What to do: Write out the full listing exactly as given, minus the images.

╭──

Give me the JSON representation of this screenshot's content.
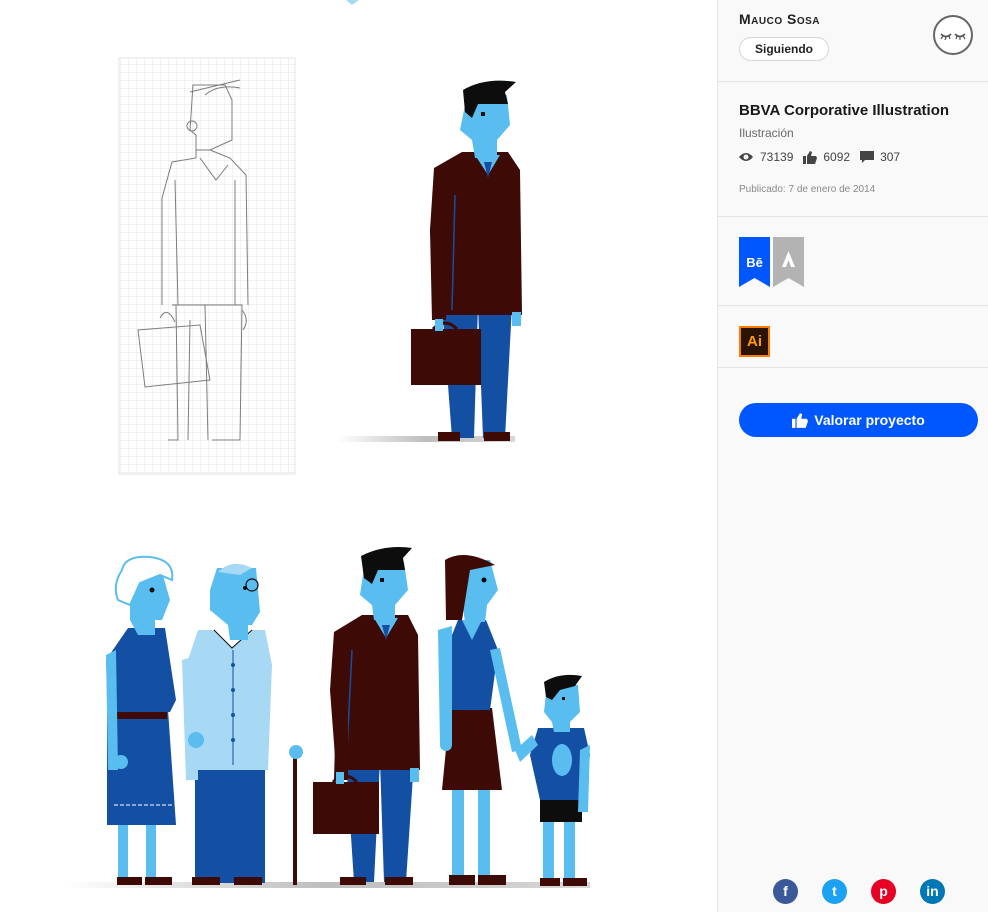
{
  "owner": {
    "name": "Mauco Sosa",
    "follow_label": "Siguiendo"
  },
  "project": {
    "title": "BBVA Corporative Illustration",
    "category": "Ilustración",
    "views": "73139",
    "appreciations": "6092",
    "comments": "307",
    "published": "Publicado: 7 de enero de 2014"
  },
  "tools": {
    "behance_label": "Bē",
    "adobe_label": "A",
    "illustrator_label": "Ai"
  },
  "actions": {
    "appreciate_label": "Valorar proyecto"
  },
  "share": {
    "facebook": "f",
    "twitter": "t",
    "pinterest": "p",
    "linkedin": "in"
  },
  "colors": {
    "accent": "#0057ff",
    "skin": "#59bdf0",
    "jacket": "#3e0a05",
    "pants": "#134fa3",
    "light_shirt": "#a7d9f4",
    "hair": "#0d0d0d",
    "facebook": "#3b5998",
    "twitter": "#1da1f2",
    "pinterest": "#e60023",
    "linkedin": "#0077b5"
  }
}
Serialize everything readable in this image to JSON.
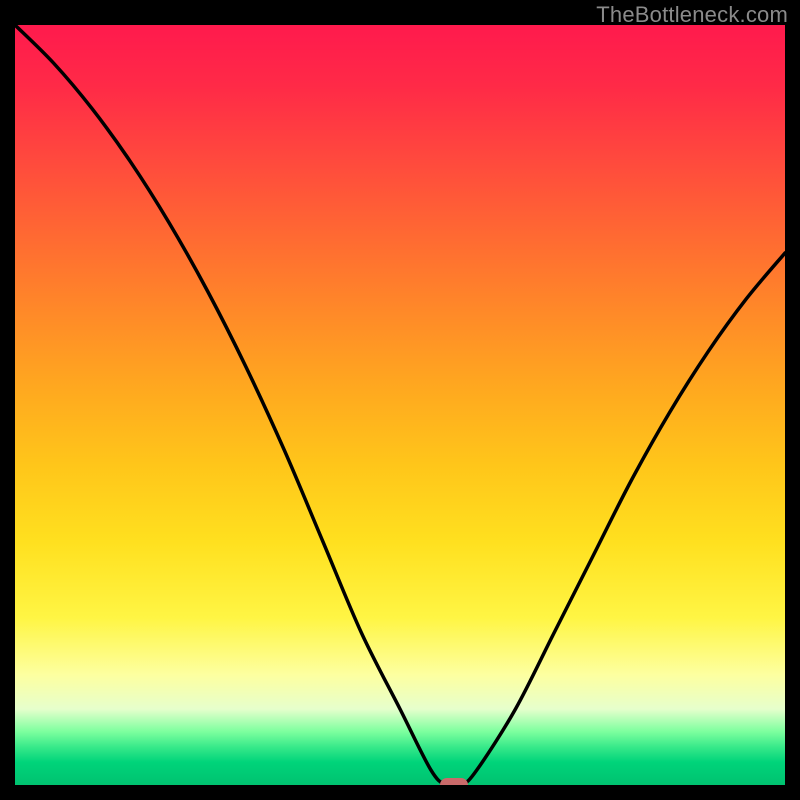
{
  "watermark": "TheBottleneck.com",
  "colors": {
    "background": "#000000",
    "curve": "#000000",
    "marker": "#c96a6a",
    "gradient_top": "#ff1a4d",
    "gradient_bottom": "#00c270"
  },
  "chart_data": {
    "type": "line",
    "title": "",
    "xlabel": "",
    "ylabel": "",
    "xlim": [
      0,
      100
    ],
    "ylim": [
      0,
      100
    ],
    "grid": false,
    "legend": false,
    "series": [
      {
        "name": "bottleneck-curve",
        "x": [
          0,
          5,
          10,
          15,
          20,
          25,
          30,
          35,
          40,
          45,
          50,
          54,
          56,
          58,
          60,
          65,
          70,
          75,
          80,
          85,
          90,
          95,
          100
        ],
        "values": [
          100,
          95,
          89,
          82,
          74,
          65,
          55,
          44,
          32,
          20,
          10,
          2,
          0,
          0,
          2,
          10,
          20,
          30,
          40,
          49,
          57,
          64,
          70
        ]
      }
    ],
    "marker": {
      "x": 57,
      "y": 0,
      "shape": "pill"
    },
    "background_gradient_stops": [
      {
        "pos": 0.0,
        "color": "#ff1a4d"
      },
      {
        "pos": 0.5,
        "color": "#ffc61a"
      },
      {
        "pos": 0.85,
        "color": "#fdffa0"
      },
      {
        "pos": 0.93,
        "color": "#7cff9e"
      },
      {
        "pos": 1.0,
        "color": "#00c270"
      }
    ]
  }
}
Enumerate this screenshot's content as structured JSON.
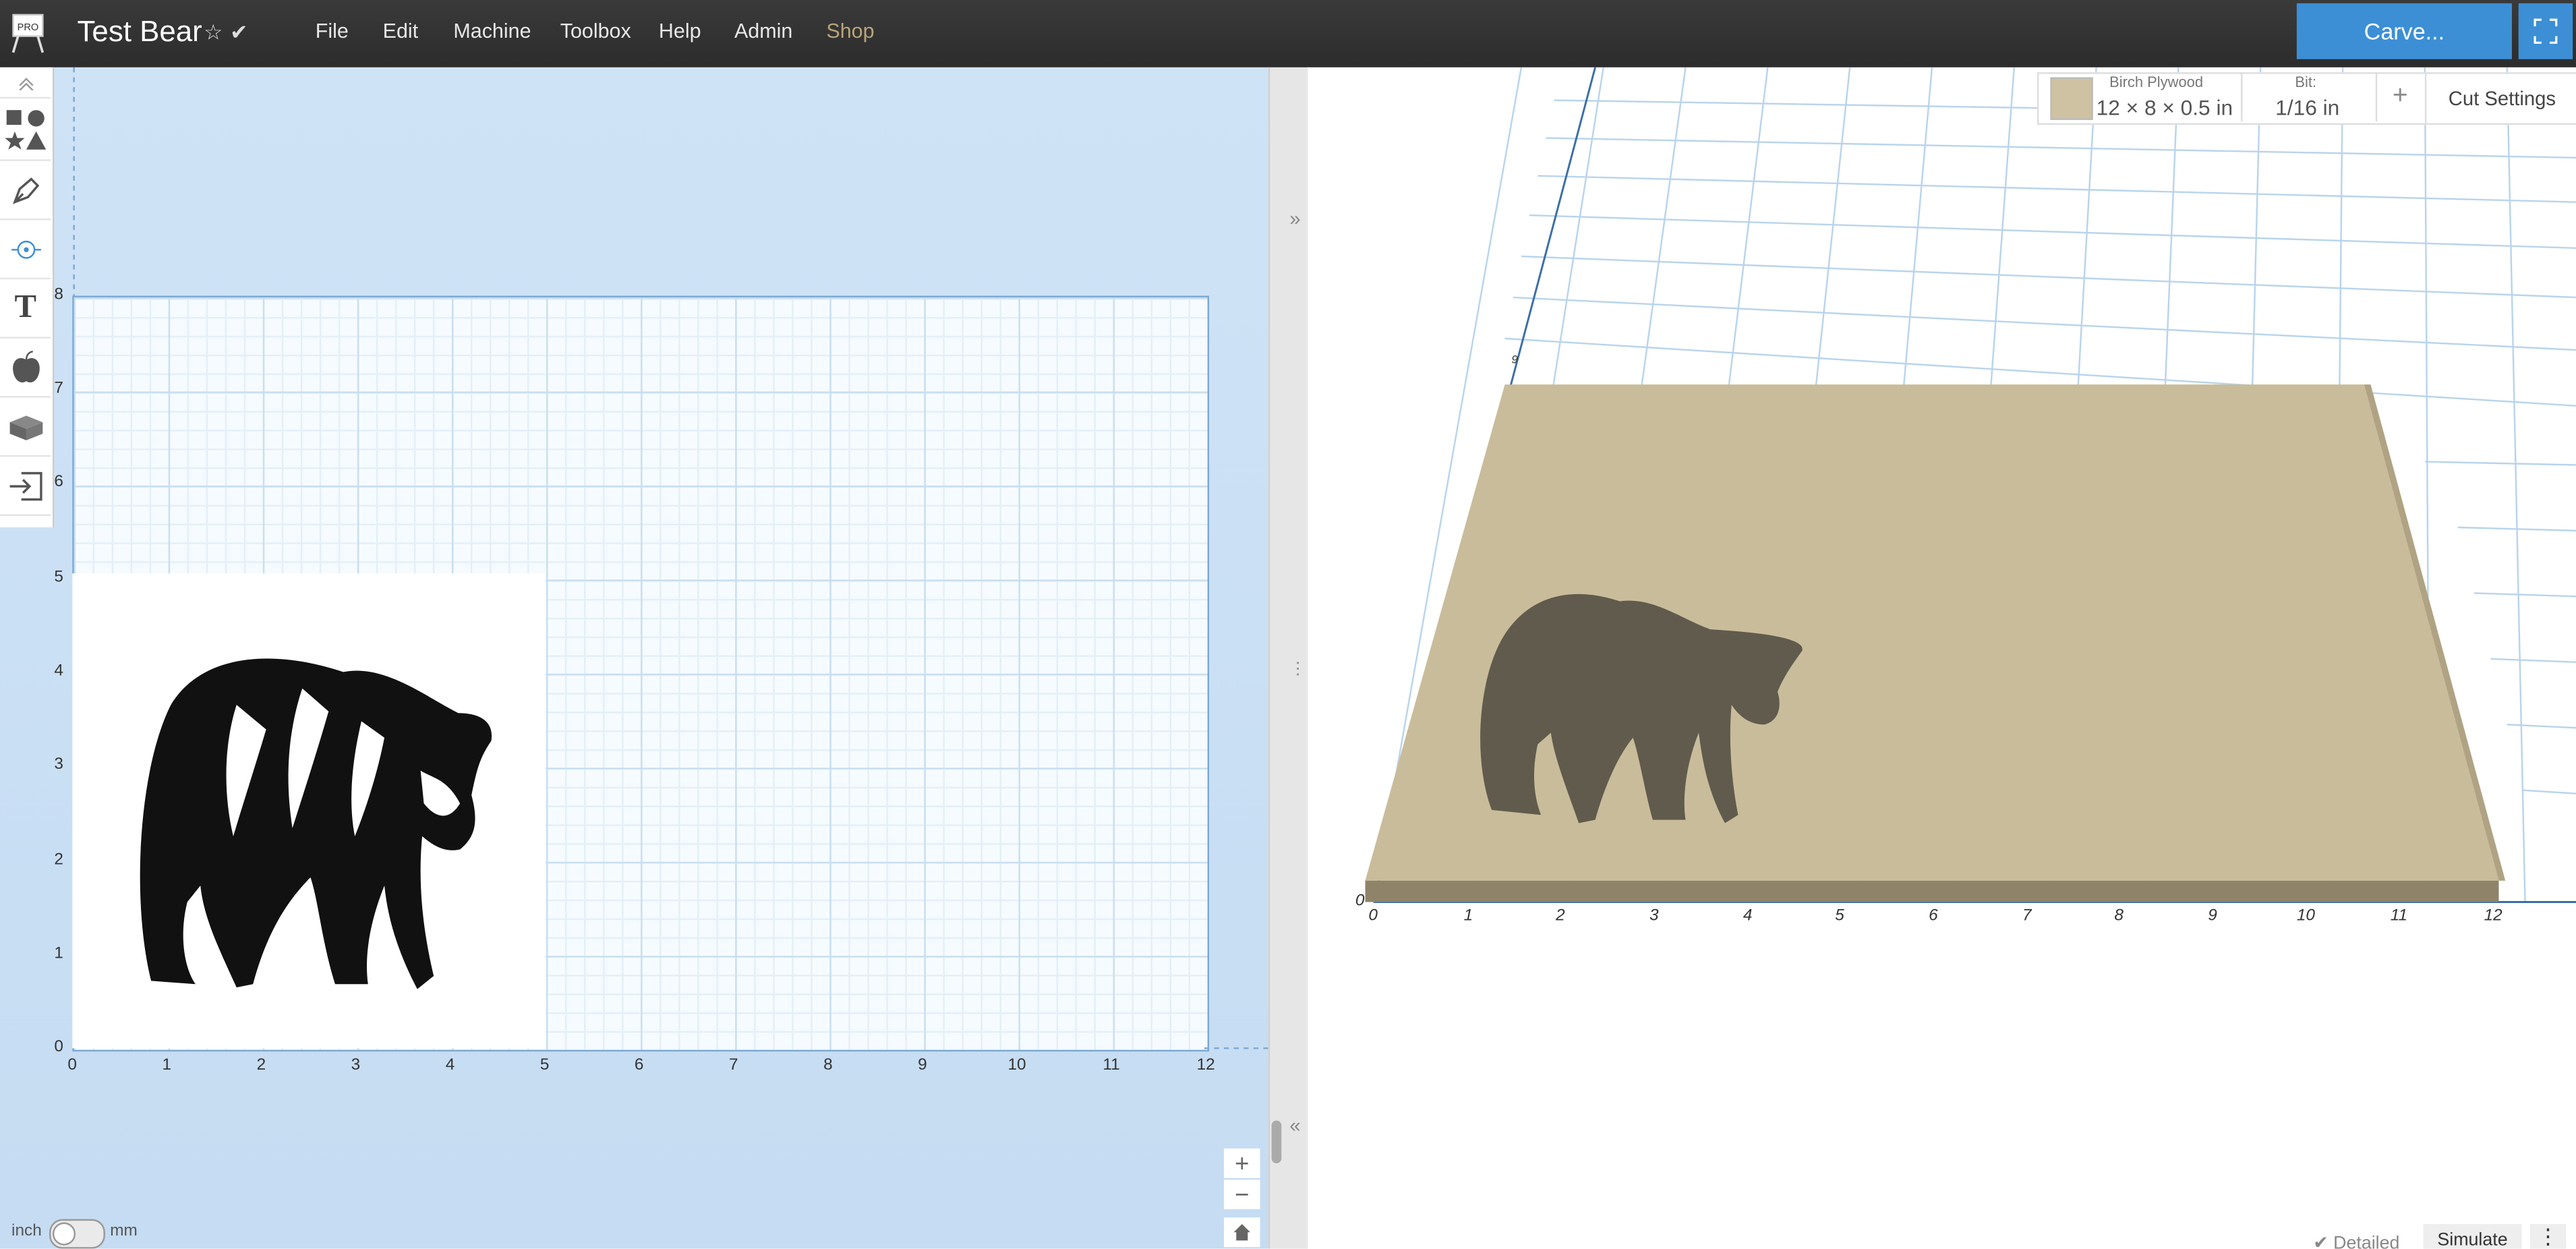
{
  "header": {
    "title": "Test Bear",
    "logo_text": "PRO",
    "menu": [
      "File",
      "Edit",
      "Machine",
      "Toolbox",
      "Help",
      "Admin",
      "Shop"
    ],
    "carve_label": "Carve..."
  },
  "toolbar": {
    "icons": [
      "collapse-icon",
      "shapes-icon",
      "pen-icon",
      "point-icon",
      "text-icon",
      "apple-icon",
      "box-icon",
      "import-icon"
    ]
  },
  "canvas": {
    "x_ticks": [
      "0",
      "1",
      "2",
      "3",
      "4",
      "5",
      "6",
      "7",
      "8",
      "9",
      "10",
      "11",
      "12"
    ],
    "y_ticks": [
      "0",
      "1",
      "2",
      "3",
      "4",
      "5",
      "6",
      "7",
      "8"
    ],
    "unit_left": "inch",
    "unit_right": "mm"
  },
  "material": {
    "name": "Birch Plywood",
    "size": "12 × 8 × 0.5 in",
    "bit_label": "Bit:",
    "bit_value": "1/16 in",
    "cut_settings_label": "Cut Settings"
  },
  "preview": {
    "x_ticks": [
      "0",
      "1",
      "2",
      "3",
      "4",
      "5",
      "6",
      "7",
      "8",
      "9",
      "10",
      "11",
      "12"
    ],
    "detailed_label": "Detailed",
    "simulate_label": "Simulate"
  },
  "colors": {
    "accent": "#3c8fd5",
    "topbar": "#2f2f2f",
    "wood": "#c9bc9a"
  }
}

╰──

Solution below:
Give me the JSON representation of this screenshot's content.
{
  "owner": {
    "name": "Mauco Sosa",
    "follow_label": "Siguiendo"
  },
  "project": {
    "title": "BBVA Corporative Illustration",
    "category": "Ilustración",
    "views": "73139",
    "appreciations": "6092",
    "comments": "307",
    "published": "Publicado: 7 de enero de 2014"
  },
  "tools": {
    "behance_label": "Bē",
    "adobe_label": "A",
    "illustrator_label": "Ai"
  },
  "actions": {
    "appreciate_label": "Valorar proyecto"
  },
  "share": {
    "facebook": "f",
    "twitter": "t",
    "pinterest": "p",
    "linkedin": "in"
  },
  "colors": {
    "accent": "#0057ff",
    "skin": "#59bdf0",
    "jacket": "#3e0a05",
    "pants": "#134fa3",
    "light_shirt": "#a7d9f4",
    "hair": "#0d0d0d",
    "facebook": "#3b5998",
    "twitter": "#1da1f2",
    "pinterest": "#e60023",
    "linkedin": "#0077b5"
  }
}
Serialize everything readable in this image to JSON.
{
  "watermark": "TheBottleneck.com",
  "colors": {
    "background": "#000000",
    "curve": "#000000",
    "marker": "#c96a6a",
    "gradient_top": "#ff1a4d",
    "gradient_bottom": "#00c270"
  },
  "chart_data": {
    "type": "line",
    "title": "",
    "xlabel": "",
    "ylabel": "",
    "xlim": [
      0,
      100
    ],
    "ylim": [
      0,
      100
    ],
    "grid": false,
    "legend": false,
    "series": [
      {
        "name": "bottleneck-curve",
        "x": [
          0,
          5,
          10,
          15,
          20,
          25,
          30,
          35,
          40,
          45,
          50,
          54,
          56,
          58,
          60,
          65,
          70,
          75,
          80,
          85,
          90,
          95,
          100
        ],
        "values": [
          100,
          95,
          89,
          82,
          74,
          65,
          55,
          44,
          32,
          20,
          10,
          2,
          0,
          0,
          2,
          10,
          20,
          30,
          40,
          49,
          57,
          64,
          70
        ]
      }
    ],
    "marker": {
      "x": 57,
      "y": 0,
      "shape": "pill"
    },
    "background_gradient_stops": [
      {
        "pos": 0.0,
        "color": "#ff1a4d"
      },
      {
        "pos": 0.5,
        "color": "#ffc61a"
      },
      {
        "pos": 0.85,
        "color": "#fdffa0"
      },
      {
        "pos": 0.93,
        "color": "#7cff9e"
      },
      {
        "pos": 1.0,
        "color": "#00c270"
      }
    ]
  }
}
Enumerate this screenshot's content as structured JSON.
{
  "header": {
    "title": "Test Bear",
    "logo_text": "PRO",
    "menu": [
      "File",
      "Edit",
      "Machine",
      "Toolbox",
      "Help",
      "Admin",
      "Shop"
    ],
    "carve_label": "Carve..."
  },
  "toolbar": {
    "icons": [
      "collapse-icon",
      "shapes-icon",
      "pen-icon",
      "point-icon",
      "text-icon",
      "apple-icon",
      "box-icon",
      "import-icon"
    ]
  },
  "canvas": {
    "x_ticks": [
      "0",
      "1",
      "2",
      "3",
      "4",
      "5",
      "6",
      "7",
      "8",
      "9",
      "10",
      "11",
      "12"
    ],
    "y_ticks": [
      "0",
      "1",
      "2",
      "3",
      "4",
      "5",
      "6",
      "7",
      "8"
    ],
    "unit_left": "inch",
    "unit_right": "mm"
  },
  "material": {
    "name": "Birch Plywood",
    "size": "12 × 8 × 0.5 in",
    "bit_label": "Bit:",
    "bit_value": "1/16 in",
    "cut_settings_label": "Cut Settings"
  },
  "preview": {
    "x_ticks": [
      "0",
      "1",
      "2",
      "3",
      "4",
      "5",
      "6",
      "7",
      "8",
      "9",
      "10",
      "11",
      "12"
    ],
    "detailed_label": "Detailed",
    "simulate_label": "Simulate"
  },
  "colors": {
    "accent": "#3c8fd5",
    "topbar": "#2f2f2f",
    "wood": "#c9bc9a"
  }
}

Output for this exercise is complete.